→ Your instructions
Write out the material exactly, leaving every picture behind.

* * * * *

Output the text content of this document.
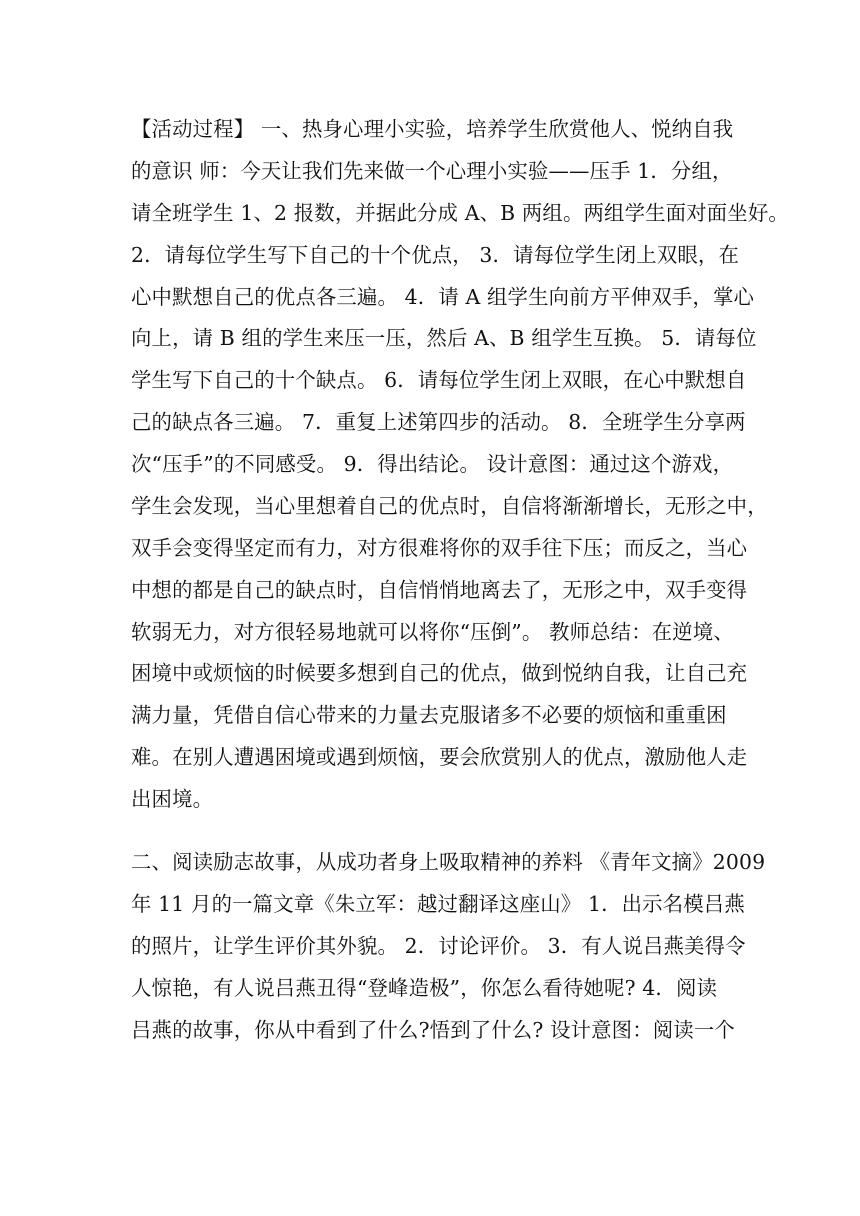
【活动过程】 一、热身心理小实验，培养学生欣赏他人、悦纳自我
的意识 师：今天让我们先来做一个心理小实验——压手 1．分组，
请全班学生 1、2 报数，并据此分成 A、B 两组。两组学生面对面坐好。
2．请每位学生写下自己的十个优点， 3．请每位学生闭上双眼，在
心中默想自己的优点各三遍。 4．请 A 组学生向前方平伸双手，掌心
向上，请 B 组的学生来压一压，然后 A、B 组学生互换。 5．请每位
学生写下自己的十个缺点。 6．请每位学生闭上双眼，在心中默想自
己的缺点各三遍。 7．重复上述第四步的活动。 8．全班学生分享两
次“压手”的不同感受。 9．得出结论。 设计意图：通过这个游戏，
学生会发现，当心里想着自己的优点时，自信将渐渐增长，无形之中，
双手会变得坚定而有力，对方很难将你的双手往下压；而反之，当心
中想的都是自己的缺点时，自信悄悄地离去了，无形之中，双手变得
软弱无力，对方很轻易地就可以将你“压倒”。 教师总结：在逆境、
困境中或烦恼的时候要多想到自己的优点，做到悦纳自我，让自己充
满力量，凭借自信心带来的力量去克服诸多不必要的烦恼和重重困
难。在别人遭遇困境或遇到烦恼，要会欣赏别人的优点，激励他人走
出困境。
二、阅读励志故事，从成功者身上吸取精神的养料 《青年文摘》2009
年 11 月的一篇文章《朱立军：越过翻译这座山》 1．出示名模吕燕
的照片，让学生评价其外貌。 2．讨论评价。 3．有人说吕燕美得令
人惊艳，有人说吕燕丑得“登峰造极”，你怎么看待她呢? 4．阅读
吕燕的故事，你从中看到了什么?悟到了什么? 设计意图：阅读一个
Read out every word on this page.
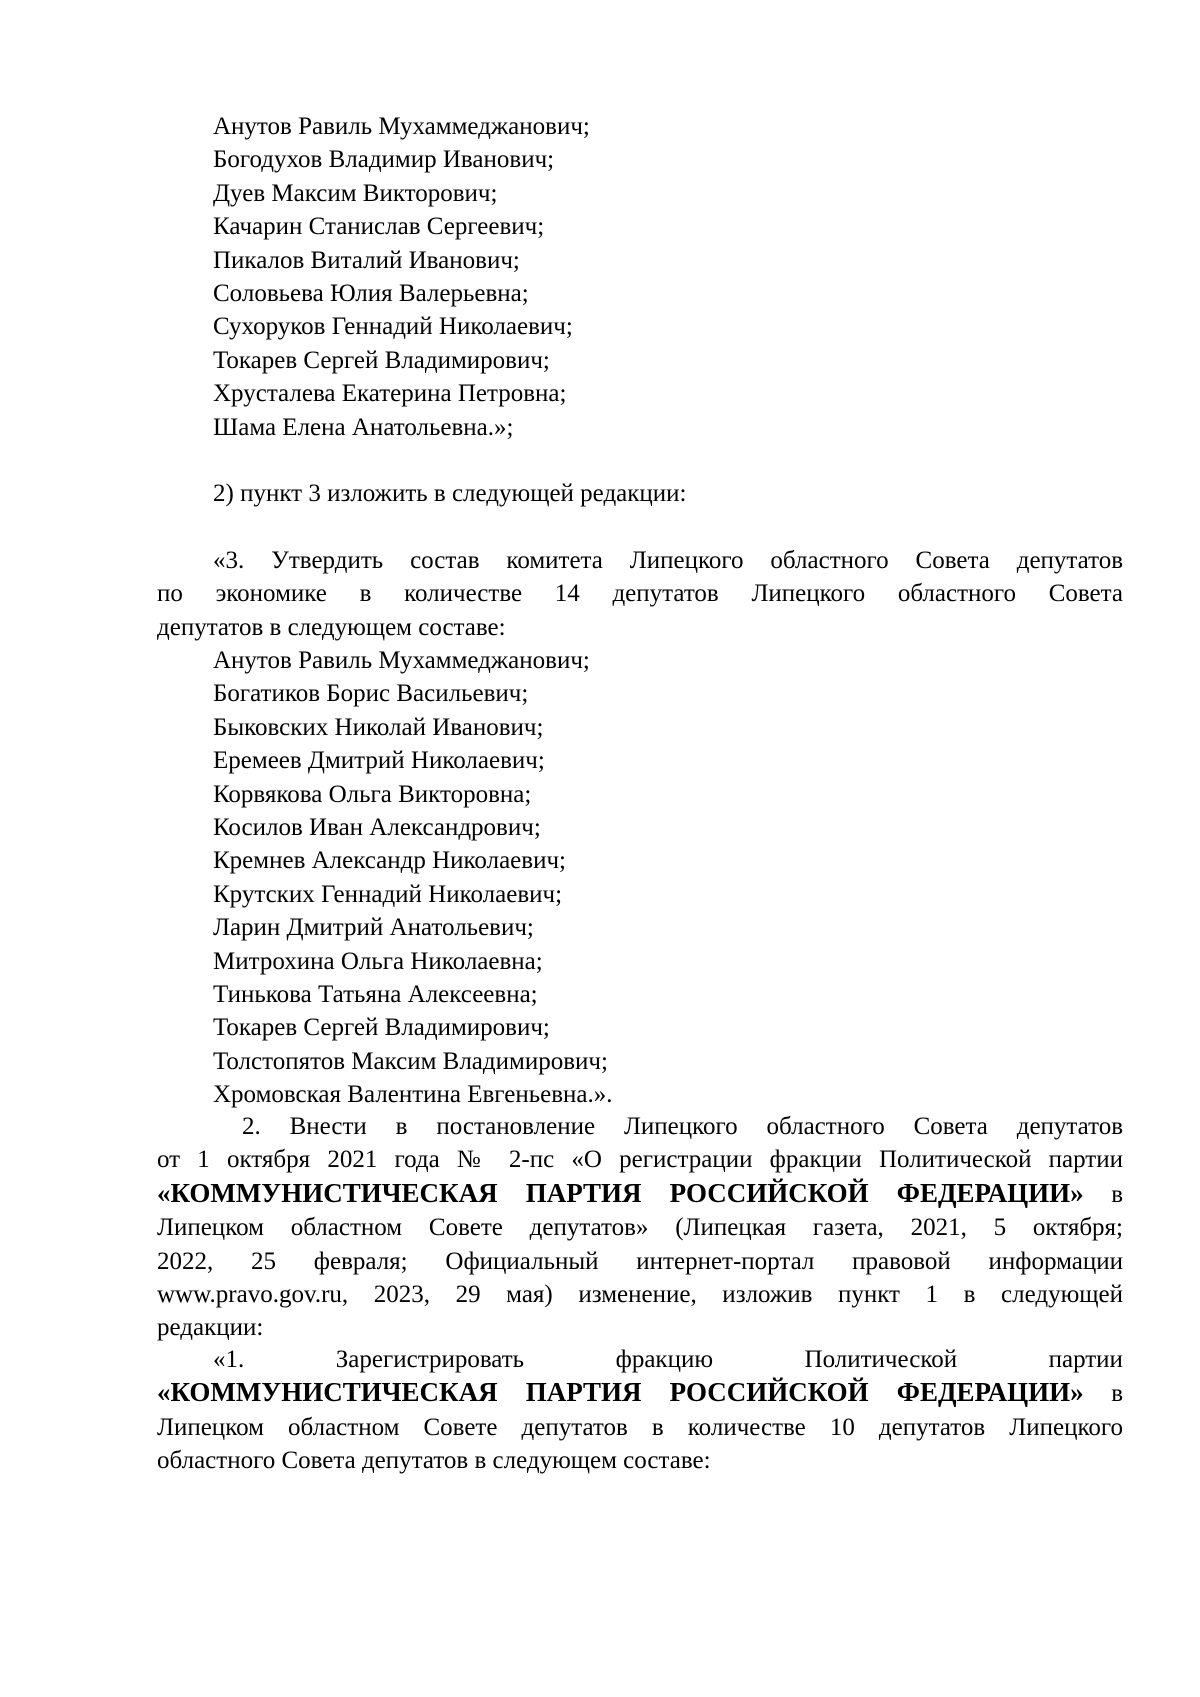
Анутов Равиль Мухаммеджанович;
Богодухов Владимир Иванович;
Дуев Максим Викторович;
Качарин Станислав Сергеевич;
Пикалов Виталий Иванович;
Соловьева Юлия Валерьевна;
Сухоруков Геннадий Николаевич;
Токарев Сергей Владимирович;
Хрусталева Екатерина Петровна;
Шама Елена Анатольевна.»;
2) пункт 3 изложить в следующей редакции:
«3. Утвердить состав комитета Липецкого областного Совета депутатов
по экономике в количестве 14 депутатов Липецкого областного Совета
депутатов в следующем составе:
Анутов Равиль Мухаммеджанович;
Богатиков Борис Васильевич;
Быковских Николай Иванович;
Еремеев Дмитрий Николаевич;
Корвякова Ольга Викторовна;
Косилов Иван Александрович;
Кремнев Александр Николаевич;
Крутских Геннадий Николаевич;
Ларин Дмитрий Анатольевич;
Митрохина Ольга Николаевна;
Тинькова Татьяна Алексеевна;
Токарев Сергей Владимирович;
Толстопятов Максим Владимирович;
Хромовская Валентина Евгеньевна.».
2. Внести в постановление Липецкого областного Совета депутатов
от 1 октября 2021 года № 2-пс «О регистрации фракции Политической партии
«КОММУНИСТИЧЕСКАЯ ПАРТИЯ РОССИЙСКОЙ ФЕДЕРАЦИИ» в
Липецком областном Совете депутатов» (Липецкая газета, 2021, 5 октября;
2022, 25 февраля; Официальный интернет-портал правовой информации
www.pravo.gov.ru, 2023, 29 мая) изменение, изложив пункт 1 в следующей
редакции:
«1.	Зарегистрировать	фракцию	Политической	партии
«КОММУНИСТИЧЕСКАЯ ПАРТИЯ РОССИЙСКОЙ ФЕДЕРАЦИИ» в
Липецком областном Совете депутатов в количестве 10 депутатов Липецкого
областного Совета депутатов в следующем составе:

* * * * *

→ Answer to this task
Output the text content of this document.
【活动过程】 一、热身心理小实验，培养学生欣赏他人、悦纳自我
的意识 师：今天让我们先来做一个心理小实验——压手 1．分组，
请全班学生 1、2 报数，并据此分成 A、B 两组。两组学生面对面坐好。
2．请每位学生写下自己的十个优点， 3．请每位学生闭上双眼，在
心中默想自己的优点各三遍。 4．请 A 组学生向前方平伸双手，掌心
向上，请 B 组的学生来压一压，然后 A、B 组学生互换。 5．请每位
学生写下自己的十个缺点。 6．请每位学生闭上双眼，在心中默想自
己的缺点各三遍。 7．重复上述第四步的活动。 8．全班学生分享两
次“压手”的不同感受。 9．得出结论。 设计意图：通过这个游戏，
学生会发现，当心里想着自己的优点时，自信将渐渐增长，无形之中，
双手会变得坚定而有力，对方很难将你的双手往下压；而反之，当心
中想的都是自己的缺点时，自信悄悄地离去了，无形之中，双手变得
软弱无力，对方很轻易地就可以将你“压倒”。 教师总结：在逆境、
困境中或烦恼的时候要多想到自己的优点，做到悦纳自我，让自己充
满力量，凭借自信心带来的力量去克服诸多不必要的烦恼和重重困
难。在别人遭遇困境或遇到烦恼，要会欣赏别人的优点，激励他人走
出困境。
二、阅读励志故事，从成功者身上吸取精神的养料 《青年文摘》2009
年 11 月的一篇文章《朱立军：越过翻译这座山》 1．出示名模吕燕
的照片，让学生评价其外貌。 2．讨论评价。 3．有人说吕燕美得令
人惊艳，有人说吕燕丑得“登峰造极”，你怎么看待她呢? 4．阅读
吕燕的故事，你从中看到了什么?悟到了什么? 设计意图：阅读一个
Read out every word on this page.
Анутов Равиль Мухаммеджанович;
Богодухов Владимир Иванович;
Дуев Максим Викторович;
Качарин Станислав Сергеевич;
Пикалов Виталий Иванович;
Соловьева Юлия Валерьевна;
Сухоруков Геннадий Николаевич;
Токарев Сергей Владимирович;
Хрусталева Екатерина Петровна;
Шама Елена Анатольевна.»;
2) пункт 3 изложить в следующей редакции:
«3. Утвердить состав комитета Липецкого областного Совета депутатов
по экономике в количестве 14 депутатов Липецкого областного Совета
депутатов в следующем составе:
Анутов Равиль Мухаммеджанович;
Богатиков Борис Васильевич;
Быковских Николай Иванович;
Еремеев Дмитрий Николаевич;
Корвякова Ольга Викторовна;
Косилов Иван Александрович;
Кремнев Александр Николаевич;
Крутских Геннадий Николаевич;
Ларин Дмитрий Анатольевич;
Митрохина Ольга Николаевна;
Тинькова Татьяна Алексеевна;
Токарев Сергей Владимирович;
Толстопятов Максим Владимирович;
Хромовская Валентина Евгеньевна.».
2. Внести в постановление Липецкого областного Совета депутатов
от 1 октября 2021 года № 2-пс «О регистрации фракции Политической партии
«КОММУНИСТИЧЕСКАЯ ПАРТИЯ РОССИЙСКОЙ ФЕДЕРАЦИИ» в
Липецком областном Совете депутатов» (Липецкая газета, 2021, 5 октября;
2022, 25 февраля; Официальный интернет-портал правовой информации
www.pravo.gov.ru, 2023, 29 мая) изменение, изложив пункт 1 в следующей
редакции:
«1.	Зарегистрировать	фракцию	Политической	партии
«КОММУНИСТИЧЕСКАЯ ПАРТИЯ РОССИЙСКОЙ ФЕДЕРАЦИИ» в
Липецком областном Совете депутатов в количестве 10 депутатов Липецкого
областного Совета депутатов в следующем составе:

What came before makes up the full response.